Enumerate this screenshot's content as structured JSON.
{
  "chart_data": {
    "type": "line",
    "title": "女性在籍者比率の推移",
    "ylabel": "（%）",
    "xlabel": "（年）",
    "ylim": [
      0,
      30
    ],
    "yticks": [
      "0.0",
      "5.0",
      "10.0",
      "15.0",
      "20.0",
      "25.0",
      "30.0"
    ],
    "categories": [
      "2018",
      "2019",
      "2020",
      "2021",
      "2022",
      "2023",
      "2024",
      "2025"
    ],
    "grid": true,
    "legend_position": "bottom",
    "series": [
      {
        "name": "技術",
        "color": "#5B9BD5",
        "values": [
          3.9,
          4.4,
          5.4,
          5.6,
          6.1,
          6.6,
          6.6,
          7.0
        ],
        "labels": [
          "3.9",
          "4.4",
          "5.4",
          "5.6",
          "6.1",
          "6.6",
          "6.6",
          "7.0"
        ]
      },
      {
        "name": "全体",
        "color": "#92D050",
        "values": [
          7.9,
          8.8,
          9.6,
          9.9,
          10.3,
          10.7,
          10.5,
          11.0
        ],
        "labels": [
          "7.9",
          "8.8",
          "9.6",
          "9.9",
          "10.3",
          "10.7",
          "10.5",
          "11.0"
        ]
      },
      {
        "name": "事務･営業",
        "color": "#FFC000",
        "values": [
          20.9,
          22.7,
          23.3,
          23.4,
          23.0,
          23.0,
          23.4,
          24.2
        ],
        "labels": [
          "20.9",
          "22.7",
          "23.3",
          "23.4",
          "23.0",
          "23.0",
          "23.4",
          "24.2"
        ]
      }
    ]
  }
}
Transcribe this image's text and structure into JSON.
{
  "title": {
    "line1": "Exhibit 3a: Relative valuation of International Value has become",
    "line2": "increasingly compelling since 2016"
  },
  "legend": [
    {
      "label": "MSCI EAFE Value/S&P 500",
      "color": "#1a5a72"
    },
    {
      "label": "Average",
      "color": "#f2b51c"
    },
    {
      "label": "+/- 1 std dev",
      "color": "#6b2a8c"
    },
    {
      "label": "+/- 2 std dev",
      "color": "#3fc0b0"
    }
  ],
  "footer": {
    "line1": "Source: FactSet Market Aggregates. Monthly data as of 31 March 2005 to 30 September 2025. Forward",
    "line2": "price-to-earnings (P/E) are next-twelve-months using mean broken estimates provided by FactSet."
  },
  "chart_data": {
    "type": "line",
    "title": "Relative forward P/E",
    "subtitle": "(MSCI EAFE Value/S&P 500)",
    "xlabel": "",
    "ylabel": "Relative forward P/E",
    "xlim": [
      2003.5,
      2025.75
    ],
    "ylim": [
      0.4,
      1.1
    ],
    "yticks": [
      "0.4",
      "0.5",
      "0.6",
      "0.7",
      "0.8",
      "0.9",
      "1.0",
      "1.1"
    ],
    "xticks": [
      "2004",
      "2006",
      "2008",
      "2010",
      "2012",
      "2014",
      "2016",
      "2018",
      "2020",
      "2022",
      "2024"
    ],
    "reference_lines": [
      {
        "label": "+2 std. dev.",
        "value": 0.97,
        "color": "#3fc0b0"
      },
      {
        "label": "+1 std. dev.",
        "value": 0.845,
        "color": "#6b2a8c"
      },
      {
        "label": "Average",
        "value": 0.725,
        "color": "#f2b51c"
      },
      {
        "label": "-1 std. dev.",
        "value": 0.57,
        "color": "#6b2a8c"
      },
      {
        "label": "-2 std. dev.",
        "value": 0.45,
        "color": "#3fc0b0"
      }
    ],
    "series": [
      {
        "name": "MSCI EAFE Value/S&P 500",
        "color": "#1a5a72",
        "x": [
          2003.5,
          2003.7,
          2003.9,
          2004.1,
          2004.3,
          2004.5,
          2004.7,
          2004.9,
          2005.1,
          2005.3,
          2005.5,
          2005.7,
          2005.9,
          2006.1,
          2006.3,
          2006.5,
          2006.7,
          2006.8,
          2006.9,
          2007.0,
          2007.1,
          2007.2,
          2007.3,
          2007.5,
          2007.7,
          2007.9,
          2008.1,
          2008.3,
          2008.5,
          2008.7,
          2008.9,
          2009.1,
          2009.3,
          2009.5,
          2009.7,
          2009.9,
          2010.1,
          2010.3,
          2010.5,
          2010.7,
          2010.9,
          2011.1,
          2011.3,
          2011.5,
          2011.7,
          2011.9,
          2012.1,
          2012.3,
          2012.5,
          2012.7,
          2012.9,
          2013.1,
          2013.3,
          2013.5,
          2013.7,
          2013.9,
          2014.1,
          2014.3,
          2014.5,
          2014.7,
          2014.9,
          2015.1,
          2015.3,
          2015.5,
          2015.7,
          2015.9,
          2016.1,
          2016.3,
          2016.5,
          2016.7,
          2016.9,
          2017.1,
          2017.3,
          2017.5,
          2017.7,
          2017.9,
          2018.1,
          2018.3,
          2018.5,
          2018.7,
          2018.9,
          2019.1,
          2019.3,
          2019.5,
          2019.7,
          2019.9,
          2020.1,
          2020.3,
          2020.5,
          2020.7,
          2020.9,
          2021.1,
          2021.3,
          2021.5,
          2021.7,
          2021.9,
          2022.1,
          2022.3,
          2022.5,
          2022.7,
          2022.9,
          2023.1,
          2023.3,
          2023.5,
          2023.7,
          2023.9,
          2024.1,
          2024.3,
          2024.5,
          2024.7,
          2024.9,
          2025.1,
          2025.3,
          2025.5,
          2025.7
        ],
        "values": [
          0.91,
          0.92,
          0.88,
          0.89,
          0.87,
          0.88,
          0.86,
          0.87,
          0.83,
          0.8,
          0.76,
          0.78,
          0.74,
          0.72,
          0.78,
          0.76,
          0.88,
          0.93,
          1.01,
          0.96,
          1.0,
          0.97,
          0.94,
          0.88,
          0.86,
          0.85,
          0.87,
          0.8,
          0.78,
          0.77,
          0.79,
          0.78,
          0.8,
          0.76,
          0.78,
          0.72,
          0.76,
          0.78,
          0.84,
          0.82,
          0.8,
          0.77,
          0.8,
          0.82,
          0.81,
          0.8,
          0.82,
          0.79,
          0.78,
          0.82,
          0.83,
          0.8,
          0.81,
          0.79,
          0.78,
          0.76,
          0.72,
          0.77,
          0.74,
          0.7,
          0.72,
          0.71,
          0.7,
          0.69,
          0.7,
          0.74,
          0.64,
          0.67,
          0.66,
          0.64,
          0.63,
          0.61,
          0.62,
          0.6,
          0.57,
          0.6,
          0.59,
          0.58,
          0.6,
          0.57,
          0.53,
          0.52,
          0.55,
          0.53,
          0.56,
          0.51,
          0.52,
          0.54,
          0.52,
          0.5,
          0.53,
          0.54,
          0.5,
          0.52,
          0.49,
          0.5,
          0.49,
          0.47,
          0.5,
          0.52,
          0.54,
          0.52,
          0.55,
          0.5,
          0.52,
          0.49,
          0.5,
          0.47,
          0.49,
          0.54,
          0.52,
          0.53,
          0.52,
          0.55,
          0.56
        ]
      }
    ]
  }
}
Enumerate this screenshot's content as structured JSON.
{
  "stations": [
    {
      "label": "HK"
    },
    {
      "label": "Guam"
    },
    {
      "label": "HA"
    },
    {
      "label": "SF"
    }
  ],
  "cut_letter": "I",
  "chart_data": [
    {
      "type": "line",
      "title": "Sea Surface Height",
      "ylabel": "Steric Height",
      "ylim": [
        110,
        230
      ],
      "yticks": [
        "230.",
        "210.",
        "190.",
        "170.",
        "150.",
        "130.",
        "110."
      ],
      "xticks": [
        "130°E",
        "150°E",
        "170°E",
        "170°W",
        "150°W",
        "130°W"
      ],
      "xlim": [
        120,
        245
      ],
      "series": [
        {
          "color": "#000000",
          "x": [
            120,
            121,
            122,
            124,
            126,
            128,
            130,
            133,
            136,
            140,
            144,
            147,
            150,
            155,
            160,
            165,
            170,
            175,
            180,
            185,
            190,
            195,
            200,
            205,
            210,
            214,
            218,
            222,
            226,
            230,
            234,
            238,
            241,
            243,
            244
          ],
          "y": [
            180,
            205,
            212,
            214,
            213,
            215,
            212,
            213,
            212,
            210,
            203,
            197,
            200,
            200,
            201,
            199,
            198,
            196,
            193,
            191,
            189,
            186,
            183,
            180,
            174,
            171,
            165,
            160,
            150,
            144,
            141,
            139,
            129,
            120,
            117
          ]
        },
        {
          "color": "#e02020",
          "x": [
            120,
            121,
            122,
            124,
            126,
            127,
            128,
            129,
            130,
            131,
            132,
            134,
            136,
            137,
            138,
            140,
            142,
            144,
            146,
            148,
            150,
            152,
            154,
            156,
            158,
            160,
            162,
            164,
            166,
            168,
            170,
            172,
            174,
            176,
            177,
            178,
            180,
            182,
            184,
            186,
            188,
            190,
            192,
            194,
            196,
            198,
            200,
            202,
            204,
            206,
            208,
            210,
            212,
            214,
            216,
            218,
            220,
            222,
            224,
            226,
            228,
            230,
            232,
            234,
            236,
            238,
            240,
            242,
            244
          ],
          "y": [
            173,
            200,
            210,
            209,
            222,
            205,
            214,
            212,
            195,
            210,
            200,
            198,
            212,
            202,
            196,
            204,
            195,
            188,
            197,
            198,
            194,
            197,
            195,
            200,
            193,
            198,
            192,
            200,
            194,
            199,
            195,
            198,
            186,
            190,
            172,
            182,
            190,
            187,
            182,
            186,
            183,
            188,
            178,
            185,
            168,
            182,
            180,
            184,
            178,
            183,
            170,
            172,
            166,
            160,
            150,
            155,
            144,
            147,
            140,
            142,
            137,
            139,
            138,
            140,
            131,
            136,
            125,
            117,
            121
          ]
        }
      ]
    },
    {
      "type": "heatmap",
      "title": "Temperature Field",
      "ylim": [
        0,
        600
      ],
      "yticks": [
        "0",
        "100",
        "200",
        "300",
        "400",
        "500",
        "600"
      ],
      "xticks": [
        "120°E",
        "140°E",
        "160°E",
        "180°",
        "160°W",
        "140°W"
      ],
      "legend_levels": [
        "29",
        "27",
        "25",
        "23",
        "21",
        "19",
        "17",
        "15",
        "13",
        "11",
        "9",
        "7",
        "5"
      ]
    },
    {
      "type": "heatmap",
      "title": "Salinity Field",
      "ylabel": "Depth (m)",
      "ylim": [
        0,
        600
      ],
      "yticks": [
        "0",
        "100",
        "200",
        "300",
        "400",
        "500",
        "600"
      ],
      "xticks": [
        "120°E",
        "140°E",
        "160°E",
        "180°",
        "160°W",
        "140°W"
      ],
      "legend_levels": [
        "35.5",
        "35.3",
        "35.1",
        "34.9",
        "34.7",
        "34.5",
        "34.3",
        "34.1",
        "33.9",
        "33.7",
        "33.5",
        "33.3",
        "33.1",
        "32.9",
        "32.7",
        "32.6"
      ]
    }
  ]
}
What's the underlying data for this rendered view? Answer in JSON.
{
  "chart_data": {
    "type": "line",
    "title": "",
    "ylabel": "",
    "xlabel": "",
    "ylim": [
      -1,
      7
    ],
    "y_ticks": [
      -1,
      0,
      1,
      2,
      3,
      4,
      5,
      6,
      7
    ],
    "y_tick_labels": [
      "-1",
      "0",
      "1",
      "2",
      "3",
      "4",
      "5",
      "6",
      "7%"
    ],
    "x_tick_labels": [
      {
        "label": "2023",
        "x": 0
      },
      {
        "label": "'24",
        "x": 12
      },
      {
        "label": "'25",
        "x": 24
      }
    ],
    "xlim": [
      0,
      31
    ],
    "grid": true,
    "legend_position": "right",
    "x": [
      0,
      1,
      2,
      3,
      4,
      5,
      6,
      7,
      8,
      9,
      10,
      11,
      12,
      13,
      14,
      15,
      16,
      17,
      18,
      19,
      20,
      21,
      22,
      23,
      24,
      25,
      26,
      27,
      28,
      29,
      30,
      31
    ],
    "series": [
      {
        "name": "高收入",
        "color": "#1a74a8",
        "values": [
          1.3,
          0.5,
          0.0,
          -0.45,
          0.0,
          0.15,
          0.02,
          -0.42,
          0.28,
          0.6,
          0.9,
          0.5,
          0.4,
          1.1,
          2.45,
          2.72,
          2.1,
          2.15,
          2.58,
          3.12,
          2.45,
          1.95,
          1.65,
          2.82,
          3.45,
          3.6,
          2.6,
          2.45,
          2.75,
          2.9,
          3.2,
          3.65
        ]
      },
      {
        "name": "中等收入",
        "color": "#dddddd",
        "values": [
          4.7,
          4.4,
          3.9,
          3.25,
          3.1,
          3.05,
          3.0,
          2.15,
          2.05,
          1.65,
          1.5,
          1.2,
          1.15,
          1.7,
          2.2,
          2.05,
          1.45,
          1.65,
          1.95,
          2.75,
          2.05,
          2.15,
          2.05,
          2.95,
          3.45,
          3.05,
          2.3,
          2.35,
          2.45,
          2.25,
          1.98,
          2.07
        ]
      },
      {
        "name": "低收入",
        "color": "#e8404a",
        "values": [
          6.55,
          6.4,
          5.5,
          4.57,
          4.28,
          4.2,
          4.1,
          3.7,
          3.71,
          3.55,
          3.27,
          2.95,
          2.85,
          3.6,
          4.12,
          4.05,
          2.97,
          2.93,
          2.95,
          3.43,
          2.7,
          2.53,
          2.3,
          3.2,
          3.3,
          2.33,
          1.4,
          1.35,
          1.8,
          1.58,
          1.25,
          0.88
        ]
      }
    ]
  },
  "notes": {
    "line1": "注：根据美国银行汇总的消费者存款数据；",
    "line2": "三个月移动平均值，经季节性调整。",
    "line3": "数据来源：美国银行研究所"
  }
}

+++

## Goal
Search the listing for the word "FactSet". Copy every line in which it occurs.

## Written solution
    "line1": "Source: FactSet Market Aggregates. Monthly data as of 31 March 2005 to 30 September 2025. Forward",
    "line2": "price-to-earnings (P/E) are next-twelve-months using mean broken estimates provided by FactSet."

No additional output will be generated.